* **WORK INSTRUCTIONS**
Report how many lines hold the string "category". Give the number and nothing else.

[Dataset rows]
+---+

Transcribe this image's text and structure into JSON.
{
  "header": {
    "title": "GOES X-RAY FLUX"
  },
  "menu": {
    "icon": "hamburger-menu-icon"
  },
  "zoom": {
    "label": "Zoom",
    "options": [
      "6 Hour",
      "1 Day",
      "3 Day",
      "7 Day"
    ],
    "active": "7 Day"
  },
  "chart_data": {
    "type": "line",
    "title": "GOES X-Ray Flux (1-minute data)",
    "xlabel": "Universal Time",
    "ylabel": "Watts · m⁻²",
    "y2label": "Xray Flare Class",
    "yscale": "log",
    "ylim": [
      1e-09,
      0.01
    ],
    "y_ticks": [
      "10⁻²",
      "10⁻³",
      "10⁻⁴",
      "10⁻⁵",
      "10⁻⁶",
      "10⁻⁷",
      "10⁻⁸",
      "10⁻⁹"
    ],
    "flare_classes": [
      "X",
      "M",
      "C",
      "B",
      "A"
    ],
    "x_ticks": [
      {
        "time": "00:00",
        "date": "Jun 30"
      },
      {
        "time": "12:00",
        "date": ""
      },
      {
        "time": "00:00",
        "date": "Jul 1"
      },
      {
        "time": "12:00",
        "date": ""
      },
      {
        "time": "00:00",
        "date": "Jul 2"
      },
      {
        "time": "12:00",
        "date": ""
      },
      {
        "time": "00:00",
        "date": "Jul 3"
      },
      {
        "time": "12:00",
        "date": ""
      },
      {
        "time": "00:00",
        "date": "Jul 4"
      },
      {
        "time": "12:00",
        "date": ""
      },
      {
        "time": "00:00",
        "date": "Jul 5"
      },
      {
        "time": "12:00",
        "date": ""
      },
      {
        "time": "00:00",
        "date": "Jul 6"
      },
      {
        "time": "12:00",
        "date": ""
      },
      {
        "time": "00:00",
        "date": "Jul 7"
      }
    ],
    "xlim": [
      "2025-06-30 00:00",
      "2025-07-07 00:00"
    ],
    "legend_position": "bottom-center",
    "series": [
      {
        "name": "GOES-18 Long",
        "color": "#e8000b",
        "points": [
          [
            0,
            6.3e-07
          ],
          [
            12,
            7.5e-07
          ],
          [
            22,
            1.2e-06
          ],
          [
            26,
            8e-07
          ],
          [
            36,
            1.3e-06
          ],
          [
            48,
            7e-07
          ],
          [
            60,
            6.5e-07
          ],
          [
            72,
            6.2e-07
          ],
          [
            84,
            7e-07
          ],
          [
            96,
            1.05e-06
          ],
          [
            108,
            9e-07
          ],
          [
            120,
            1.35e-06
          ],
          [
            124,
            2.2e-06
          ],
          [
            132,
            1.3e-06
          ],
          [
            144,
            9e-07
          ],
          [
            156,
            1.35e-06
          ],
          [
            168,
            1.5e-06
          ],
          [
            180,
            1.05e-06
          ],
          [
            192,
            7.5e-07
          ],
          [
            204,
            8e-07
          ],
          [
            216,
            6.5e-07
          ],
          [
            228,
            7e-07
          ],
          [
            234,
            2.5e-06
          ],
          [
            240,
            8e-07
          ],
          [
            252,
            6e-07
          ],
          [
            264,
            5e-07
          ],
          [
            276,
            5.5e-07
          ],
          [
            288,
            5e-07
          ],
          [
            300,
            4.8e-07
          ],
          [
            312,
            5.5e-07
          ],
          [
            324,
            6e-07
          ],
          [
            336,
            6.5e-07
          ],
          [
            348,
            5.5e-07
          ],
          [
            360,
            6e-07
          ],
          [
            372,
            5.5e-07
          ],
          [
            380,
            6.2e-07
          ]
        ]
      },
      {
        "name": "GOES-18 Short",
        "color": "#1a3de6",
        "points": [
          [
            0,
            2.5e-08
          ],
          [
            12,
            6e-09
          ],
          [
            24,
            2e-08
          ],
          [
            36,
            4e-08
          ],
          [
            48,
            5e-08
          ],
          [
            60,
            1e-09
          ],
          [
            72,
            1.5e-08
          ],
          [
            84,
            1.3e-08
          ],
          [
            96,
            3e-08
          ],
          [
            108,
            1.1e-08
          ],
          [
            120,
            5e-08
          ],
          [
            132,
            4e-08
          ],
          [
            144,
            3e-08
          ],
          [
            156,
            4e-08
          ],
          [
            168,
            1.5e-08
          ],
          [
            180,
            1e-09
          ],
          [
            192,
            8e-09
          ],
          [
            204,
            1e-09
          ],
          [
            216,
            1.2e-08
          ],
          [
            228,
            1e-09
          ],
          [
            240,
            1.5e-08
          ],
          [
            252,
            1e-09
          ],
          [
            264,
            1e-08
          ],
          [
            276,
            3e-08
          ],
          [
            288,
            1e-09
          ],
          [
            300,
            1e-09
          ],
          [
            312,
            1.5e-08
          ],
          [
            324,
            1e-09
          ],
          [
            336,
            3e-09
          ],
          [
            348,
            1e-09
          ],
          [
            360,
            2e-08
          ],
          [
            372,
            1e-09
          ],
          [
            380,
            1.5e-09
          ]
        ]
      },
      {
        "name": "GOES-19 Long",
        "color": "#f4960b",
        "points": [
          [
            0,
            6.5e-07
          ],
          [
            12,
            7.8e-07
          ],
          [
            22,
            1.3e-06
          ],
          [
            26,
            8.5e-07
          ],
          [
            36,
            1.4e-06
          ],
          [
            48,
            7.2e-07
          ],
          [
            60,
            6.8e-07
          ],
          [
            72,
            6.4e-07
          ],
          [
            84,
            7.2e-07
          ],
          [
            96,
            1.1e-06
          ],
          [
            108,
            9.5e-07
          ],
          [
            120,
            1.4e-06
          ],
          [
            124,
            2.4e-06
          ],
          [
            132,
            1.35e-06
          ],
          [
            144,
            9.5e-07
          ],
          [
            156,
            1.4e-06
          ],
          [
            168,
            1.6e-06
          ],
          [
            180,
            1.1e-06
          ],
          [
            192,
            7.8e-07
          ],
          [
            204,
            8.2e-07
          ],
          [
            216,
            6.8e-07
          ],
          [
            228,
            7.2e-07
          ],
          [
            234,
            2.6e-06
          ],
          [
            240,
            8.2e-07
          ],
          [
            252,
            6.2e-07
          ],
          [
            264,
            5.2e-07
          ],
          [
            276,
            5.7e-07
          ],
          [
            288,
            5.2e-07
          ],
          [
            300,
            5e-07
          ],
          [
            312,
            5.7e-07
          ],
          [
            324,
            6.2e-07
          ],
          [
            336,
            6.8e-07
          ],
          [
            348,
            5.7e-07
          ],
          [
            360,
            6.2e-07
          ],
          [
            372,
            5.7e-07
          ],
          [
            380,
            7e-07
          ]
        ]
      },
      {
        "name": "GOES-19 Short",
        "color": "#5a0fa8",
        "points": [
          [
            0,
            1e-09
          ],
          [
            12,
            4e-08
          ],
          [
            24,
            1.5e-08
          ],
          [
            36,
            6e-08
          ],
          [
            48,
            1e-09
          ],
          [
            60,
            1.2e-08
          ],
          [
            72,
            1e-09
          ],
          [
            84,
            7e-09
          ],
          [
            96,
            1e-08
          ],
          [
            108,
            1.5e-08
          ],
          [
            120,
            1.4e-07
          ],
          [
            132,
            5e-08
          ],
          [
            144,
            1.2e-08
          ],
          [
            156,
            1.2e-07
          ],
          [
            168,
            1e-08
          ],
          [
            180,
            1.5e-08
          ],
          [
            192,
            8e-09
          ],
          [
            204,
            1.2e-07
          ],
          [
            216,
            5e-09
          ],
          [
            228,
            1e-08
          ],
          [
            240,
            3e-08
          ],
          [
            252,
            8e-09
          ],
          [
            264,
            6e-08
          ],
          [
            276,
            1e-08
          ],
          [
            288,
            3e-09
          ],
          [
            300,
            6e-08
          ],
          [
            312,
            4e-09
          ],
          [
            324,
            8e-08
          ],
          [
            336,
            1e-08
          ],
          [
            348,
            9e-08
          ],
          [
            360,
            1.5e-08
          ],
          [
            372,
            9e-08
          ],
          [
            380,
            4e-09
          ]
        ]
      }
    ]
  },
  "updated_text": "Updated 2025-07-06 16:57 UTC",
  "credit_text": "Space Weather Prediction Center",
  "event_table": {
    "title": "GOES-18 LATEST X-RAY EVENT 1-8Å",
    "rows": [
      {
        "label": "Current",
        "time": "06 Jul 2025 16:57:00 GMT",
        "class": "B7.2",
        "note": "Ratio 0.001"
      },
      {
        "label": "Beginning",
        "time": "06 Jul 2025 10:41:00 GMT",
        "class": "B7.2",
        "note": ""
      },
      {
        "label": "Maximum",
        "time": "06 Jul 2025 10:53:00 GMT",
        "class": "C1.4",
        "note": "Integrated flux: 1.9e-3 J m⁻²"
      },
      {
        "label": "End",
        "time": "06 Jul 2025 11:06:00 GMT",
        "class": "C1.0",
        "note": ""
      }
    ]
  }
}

+---+

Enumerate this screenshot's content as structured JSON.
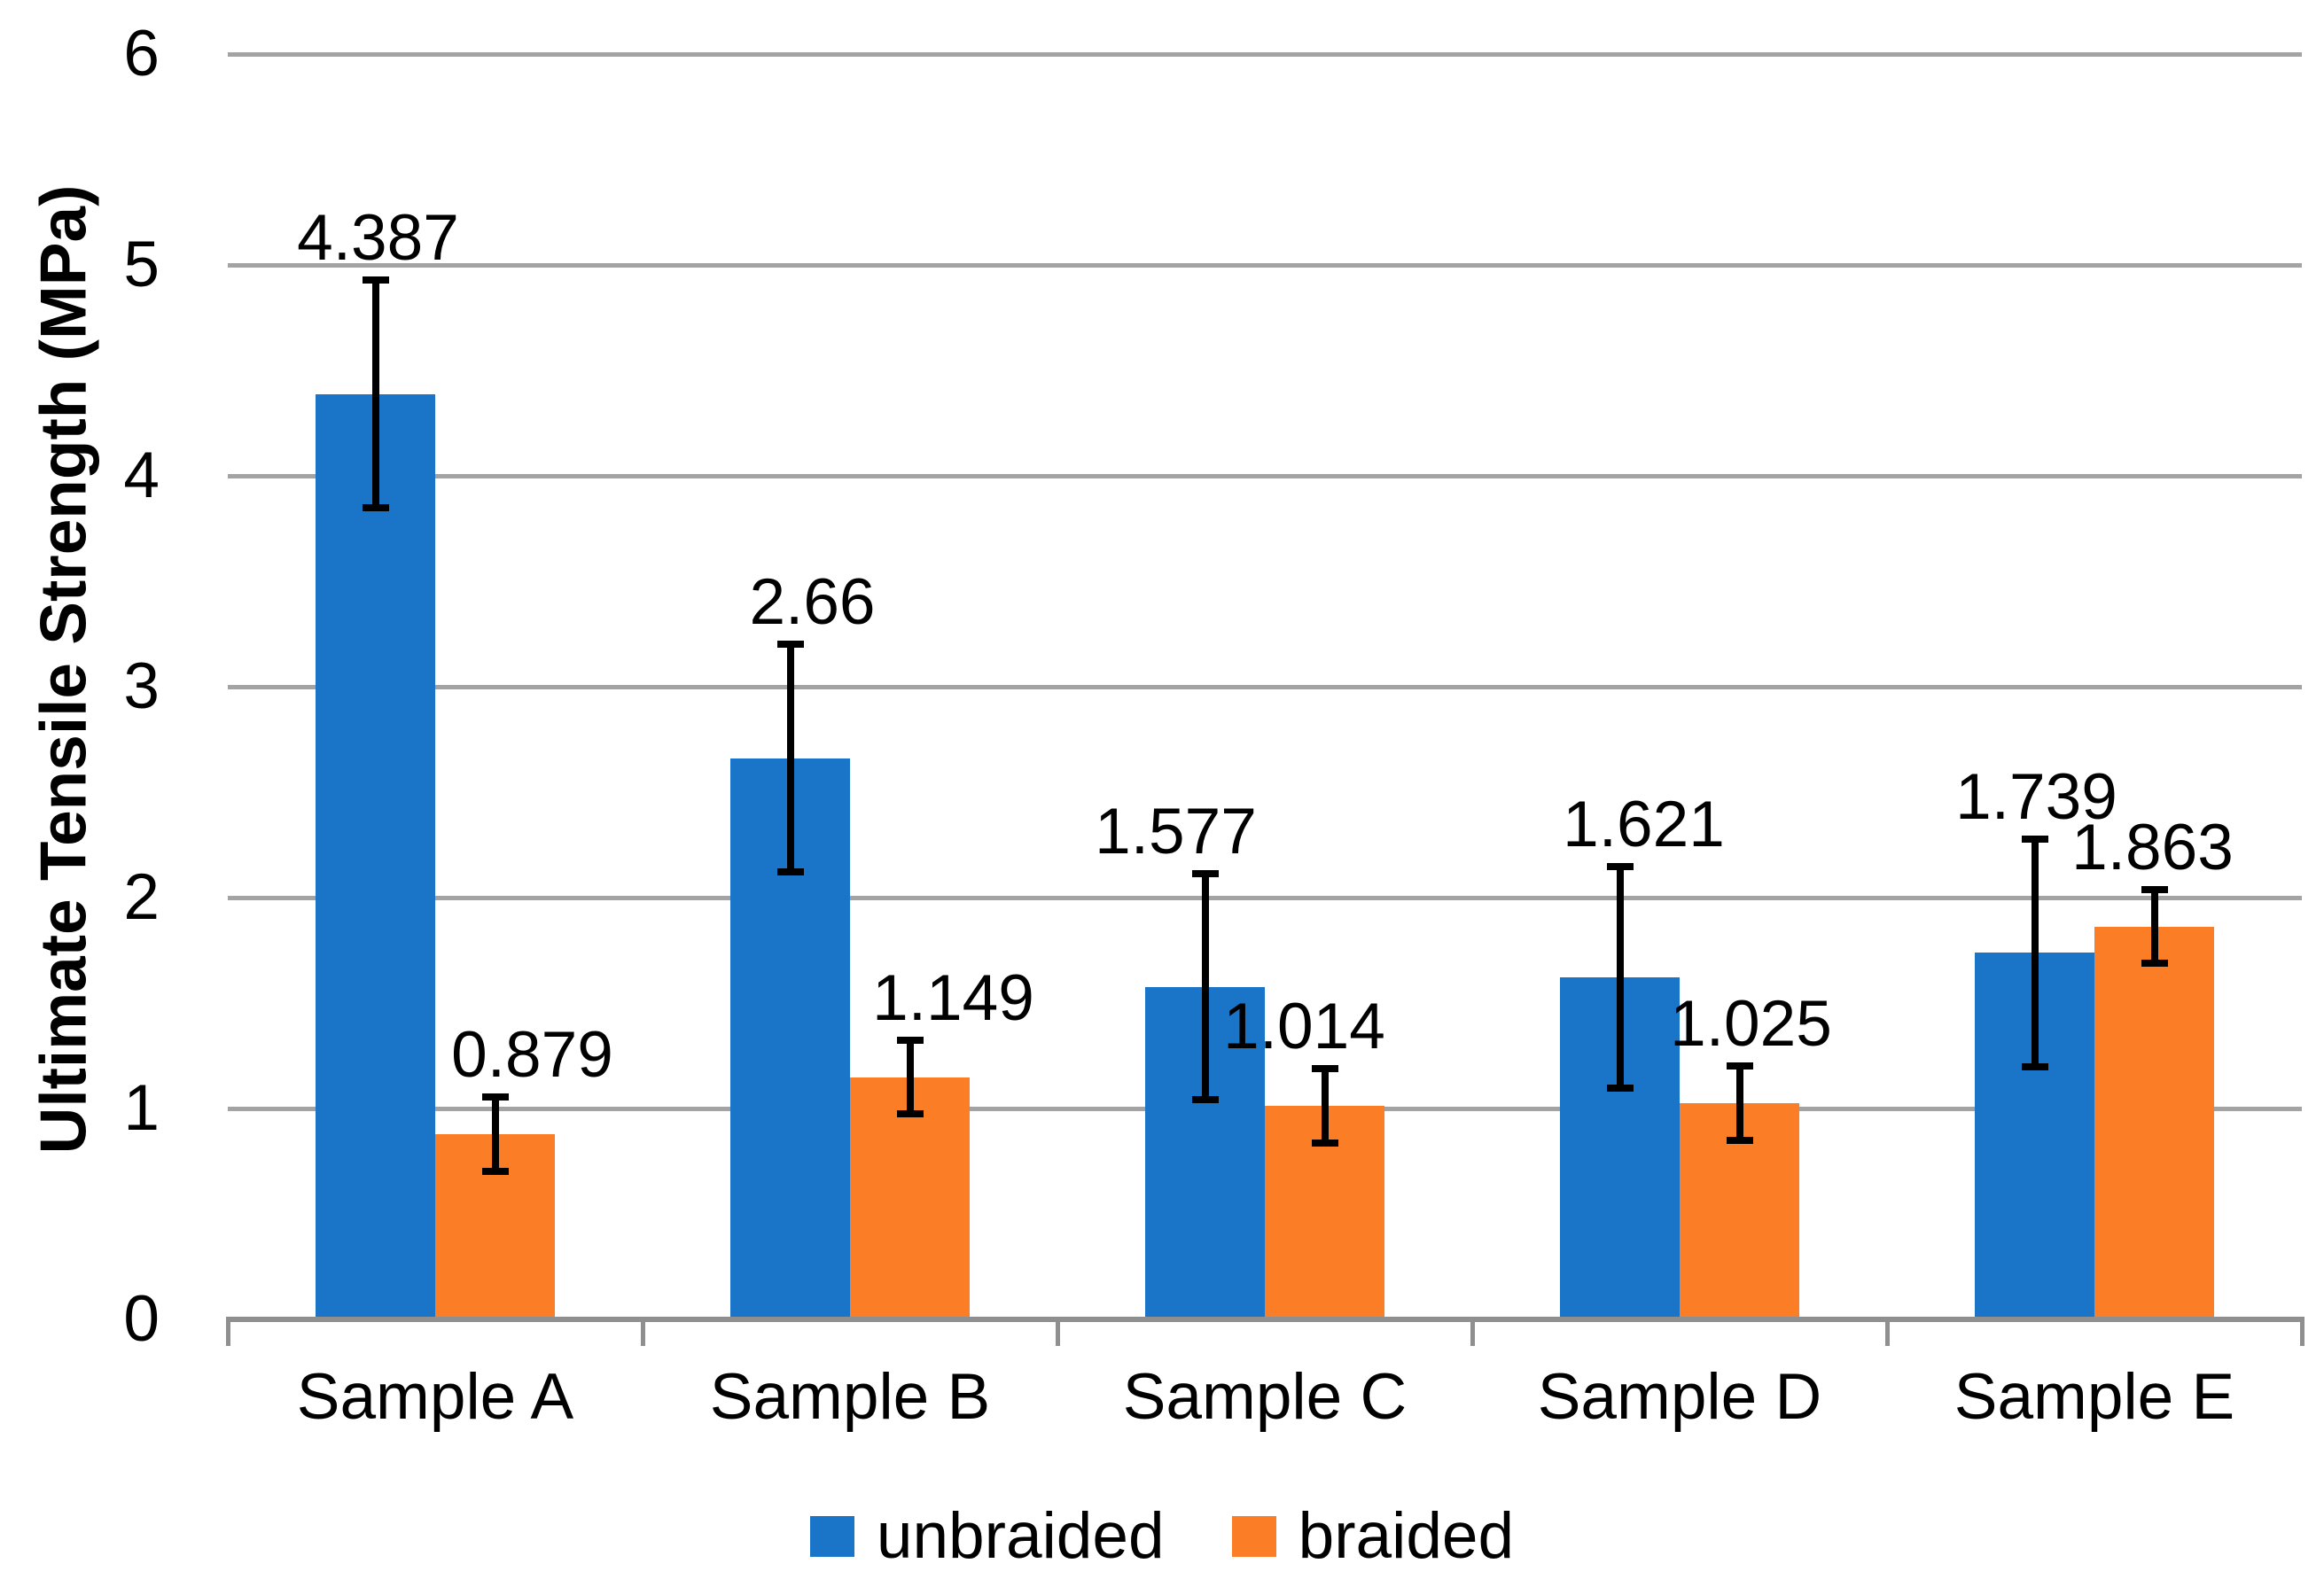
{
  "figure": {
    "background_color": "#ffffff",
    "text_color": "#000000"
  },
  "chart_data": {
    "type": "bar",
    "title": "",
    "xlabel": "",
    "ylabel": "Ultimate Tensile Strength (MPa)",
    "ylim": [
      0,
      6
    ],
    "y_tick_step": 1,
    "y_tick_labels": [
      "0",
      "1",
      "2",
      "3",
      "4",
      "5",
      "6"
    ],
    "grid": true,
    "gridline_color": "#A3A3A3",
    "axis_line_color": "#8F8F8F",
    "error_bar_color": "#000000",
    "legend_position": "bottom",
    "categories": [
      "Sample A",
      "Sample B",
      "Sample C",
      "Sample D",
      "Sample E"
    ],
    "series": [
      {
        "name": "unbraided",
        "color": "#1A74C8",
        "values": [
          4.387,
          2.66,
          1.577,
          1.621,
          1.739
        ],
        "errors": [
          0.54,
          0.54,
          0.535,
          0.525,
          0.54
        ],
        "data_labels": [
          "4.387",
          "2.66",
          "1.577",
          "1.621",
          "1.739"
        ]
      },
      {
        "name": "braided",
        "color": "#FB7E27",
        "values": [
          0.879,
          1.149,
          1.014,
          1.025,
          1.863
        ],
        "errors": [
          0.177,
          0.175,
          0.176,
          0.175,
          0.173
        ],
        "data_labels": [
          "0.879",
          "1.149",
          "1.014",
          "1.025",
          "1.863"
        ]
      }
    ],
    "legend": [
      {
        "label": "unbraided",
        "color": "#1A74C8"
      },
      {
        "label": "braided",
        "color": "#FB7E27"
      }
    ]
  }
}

+---+

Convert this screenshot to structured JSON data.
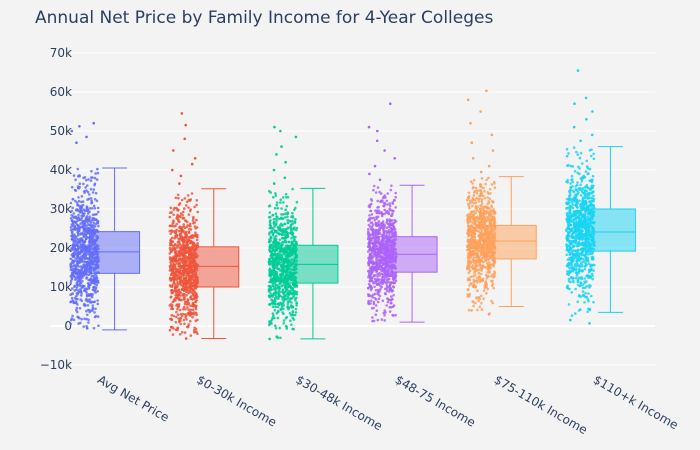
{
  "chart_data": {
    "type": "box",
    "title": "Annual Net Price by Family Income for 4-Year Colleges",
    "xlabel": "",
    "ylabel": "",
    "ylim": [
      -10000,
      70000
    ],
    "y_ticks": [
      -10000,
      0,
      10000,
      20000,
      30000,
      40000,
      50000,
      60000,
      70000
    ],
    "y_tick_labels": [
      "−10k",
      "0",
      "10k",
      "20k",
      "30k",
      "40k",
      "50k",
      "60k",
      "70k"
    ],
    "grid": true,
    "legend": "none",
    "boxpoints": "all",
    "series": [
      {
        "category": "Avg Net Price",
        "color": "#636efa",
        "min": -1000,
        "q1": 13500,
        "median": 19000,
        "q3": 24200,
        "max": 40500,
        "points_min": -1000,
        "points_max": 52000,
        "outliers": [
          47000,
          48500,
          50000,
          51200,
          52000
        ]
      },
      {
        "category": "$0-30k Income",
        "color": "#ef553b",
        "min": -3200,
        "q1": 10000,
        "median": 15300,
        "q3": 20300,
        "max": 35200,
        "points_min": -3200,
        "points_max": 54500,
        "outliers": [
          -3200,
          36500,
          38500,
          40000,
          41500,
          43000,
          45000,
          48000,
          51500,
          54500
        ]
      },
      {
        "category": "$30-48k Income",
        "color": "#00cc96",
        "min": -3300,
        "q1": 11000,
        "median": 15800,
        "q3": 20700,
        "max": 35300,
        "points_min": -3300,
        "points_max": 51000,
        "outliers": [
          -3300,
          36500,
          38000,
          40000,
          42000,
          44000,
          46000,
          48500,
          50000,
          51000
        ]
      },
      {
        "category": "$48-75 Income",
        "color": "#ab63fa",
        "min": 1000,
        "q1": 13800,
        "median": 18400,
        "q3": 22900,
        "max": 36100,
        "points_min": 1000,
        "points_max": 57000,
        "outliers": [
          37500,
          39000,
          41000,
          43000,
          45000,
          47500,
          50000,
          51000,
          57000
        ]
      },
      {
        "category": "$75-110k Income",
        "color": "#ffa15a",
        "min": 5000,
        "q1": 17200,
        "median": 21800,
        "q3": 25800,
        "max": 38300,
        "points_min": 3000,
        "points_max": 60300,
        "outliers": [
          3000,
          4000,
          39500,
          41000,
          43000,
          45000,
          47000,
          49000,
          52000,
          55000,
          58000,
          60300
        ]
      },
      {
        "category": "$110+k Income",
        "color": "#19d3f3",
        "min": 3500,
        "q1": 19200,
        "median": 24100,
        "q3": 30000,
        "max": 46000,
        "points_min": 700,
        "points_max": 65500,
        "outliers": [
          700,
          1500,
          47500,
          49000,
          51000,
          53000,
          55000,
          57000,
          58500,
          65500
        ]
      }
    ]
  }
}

+---+

* **CORRECT RESPONSE**
6